## What you are asked to do
Using the entries that follow, collect the lines where the word "Director" appears.
= = = =
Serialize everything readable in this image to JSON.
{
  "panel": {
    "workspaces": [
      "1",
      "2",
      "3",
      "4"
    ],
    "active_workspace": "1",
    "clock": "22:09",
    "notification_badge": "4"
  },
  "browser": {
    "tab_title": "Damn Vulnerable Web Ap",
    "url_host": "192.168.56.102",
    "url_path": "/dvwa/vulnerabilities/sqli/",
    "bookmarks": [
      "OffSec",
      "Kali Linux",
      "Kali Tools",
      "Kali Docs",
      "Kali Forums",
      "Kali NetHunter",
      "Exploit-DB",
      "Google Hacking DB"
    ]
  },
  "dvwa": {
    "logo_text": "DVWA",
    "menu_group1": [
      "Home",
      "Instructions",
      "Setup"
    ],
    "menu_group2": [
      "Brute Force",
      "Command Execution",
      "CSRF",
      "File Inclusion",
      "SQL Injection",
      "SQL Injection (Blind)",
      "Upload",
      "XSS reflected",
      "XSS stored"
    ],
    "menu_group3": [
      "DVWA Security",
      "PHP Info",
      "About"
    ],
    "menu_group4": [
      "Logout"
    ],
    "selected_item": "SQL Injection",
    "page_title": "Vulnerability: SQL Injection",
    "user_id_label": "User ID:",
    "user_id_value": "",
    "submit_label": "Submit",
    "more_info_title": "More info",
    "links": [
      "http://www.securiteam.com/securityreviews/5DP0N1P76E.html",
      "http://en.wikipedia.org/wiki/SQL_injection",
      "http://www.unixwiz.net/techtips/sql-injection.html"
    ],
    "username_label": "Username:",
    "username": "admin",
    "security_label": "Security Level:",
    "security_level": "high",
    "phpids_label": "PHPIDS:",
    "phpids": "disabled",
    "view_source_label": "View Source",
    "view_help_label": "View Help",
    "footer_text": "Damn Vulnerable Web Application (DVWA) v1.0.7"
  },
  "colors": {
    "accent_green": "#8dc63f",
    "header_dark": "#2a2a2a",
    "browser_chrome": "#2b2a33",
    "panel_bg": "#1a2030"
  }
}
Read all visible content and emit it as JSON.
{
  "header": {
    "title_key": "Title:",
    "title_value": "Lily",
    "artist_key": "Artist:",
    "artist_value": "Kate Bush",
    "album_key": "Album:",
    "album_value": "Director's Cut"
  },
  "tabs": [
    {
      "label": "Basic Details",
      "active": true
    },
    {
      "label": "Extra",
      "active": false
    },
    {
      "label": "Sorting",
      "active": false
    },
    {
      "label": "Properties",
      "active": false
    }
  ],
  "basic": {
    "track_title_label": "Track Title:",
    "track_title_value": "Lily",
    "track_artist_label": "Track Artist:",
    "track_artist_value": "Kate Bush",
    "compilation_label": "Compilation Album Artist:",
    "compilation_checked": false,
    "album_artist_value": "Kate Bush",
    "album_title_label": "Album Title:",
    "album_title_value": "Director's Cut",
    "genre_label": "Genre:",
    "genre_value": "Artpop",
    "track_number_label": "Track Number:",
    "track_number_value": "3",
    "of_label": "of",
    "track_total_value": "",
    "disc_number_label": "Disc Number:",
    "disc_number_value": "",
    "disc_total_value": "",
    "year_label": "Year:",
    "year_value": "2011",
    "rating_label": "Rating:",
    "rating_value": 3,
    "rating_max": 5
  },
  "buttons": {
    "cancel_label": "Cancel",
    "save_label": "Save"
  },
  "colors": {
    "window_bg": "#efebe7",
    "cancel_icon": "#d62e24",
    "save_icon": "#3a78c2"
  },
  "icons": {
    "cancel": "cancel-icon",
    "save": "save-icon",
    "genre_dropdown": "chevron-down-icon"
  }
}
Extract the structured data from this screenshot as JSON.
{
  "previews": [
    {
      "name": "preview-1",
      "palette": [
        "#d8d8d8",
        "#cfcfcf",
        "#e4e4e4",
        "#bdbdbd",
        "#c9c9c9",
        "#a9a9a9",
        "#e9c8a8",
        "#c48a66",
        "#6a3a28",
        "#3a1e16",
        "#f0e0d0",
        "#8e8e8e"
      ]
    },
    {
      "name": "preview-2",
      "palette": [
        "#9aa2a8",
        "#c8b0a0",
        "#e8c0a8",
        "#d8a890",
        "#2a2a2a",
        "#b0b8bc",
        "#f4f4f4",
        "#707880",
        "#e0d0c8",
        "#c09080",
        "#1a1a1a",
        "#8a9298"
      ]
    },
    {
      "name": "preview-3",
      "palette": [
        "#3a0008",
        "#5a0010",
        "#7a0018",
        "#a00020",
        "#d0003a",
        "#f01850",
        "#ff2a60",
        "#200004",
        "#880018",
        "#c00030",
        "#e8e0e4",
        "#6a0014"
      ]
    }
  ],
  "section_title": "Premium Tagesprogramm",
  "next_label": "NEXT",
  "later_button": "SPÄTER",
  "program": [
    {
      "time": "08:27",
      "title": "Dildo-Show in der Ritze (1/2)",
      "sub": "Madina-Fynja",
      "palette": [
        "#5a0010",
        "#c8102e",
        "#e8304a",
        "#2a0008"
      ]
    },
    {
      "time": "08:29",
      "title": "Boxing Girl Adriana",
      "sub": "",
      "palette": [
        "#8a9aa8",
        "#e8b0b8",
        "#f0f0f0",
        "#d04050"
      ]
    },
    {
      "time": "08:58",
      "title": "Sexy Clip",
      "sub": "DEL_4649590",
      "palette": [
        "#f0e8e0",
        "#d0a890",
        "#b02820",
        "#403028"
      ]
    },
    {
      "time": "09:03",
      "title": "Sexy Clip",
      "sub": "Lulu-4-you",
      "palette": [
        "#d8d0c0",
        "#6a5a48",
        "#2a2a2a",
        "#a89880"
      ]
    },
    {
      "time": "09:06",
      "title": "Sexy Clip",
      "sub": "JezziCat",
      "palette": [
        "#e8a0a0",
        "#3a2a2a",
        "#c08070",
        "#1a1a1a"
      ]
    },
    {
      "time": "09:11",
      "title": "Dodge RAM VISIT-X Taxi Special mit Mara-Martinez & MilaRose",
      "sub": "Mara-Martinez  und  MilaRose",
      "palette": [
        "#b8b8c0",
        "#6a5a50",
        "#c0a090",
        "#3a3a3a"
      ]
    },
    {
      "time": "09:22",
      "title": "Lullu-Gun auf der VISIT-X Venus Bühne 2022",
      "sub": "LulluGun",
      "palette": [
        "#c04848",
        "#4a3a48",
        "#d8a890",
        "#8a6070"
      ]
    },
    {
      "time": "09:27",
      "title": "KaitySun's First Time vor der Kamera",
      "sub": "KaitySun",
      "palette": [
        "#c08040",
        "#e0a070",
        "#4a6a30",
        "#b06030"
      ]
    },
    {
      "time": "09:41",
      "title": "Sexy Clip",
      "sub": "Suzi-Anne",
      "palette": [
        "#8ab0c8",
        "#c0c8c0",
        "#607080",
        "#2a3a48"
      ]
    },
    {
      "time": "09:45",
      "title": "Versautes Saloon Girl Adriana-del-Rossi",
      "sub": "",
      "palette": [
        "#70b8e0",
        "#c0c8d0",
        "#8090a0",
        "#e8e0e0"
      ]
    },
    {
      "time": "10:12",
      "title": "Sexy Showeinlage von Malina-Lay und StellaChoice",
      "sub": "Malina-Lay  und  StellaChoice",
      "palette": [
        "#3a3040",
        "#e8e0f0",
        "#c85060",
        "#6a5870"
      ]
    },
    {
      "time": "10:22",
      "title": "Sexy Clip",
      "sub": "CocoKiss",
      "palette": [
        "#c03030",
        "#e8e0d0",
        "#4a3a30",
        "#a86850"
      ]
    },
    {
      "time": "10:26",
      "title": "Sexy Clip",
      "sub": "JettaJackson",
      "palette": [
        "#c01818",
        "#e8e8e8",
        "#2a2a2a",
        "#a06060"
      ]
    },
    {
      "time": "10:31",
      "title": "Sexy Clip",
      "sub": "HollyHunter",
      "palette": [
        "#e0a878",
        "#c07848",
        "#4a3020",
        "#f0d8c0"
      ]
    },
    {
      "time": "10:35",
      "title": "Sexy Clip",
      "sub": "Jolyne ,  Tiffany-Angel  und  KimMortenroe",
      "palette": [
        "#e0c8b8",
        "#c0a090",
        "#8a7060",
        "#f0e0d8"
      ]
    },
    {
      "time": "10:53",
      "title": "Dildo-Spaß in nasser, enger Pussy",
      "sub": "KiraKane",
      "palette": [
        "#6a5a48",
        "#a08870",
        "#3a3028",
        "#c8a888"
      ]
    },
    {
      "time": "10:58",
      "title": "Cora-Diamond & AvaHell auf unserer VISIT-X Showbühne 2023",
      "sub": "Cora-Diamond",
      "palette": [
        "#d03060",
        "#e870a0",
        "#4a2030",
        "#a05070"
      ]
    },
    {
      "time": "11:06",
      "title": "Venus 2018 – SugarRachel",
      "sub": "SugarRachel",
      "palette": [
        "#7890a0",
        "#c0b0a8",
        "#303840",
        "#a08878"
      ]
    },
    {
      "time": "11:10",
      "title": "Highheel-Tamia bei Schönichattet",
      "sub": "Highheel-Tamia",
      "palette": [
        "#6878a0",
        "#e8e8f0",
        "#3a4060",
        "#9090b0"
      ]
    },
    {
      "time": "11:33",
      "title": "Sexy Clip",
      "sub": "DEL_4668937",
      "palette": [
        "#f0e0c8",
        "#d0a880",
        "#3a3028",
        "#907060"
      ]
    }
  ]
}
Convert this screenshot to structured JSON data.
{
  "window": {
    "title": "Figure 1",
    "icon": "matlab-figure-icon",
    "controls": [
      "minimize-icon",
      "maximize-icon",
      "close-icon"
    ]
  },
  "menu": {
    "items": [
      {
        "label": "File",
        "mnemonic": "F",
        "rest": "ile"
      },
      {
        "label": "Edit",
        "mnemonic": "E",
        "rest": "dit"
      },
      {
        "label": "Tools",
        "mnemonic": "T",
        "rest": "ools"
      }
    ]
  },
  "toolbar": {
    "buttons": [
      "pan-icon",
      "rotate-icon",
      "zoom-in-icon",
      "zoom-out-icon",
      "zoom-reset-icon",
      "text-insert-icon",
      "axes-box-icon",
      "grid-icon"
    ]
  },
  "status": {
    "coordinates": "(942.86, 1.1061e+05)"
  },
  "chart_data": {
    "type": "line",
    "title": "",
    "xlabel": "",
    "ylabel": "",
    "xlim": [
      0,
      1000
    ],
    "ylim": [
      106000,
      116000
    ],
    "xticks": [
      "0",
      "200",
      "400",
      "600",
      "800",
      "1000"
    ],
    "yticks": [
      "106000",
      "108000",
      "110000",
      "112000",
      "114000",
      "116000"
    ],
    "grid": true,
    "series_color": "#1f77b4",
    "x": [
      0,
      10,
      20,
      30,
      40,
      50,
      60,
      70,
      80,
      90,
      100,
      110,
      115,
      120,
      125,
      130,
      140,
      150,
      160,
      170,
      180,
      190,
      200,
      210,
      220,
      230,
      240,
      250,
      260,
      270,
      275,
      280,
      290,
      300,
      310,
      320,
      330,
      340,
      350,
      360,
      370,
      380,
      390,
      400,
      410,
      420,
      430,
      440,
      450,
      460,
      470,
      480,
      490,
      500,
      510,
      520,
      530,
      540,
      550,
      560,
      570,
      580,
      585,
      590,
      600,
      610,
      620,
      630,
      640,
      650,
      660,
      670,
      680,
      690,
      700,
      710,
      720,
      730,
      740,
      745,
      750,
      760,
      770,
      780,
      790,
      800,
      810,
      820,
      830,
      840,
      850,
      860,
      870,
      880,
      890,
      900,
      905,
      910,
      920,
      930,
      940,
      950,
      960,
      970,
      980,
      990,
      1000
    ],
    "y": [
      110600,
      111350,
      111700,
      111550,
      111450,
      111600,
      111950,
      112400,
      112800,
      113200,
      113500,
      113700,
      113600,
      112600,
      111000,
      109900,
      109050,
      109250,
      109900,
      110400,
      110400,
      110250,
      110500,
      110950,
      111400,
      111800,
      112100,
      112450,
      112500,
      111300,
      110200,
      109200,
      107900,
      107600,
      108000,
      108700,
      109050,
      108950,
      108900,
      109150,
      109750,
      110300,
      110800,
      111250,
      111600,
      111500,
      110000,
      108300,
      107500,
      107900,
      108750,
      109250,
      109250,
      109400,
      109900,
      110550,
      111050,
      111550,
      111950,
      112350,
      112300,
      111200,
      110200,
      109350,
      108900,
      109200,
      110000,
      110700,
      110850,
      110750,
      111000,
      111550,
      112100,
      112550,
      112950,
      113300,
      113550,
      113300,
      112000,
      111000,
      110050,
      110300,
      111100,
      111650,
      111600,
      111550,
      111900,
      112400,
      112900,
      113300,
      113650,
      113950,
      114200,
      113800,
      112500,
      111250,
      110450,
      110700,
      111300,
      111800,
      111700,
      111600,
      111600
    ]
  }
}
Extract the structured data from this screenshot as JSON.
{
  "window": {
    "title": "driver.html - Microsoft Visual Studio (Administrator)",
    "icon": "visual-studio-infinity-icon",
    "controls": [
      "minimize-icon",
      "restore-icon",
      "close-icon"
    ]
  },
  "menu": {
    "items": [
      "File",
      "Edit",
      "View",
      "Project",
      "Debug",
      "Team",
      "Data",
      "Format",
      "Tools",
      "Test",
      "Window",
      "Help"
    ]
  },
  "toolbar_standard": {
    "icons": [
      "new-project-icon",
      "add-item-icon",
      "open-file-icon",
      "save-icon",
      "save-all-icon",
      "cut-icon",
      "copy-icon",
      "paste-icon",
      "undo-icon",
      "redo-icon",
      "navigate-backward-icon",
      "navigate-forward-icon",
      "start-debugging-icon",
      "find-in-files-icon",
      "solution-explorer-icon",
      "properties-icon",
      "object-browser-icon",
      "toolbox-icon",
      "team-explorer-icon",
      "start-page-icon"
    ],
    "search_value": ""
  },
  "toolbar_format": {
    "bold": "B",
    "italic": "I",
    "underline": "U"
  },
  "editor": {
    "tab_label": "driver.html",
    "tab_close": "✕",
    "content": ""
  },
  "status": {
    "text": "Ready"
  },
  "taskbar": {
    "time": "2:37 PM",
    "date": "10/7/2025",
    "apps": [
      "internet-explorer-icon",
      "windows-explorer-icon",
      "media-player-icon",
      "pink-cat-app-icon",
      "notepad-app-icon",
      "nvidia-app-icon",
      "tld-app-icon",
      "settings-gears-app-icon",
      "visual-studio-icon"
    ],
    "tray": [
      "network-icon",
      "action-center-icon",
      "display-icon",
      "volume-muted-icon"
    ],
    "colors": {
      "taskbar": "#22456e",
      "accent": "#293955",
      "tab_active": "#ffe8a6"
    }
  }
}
= = = =
## Task solution
    "album_value": "Director's Cut"
    "album_title_value": "Director's Cut",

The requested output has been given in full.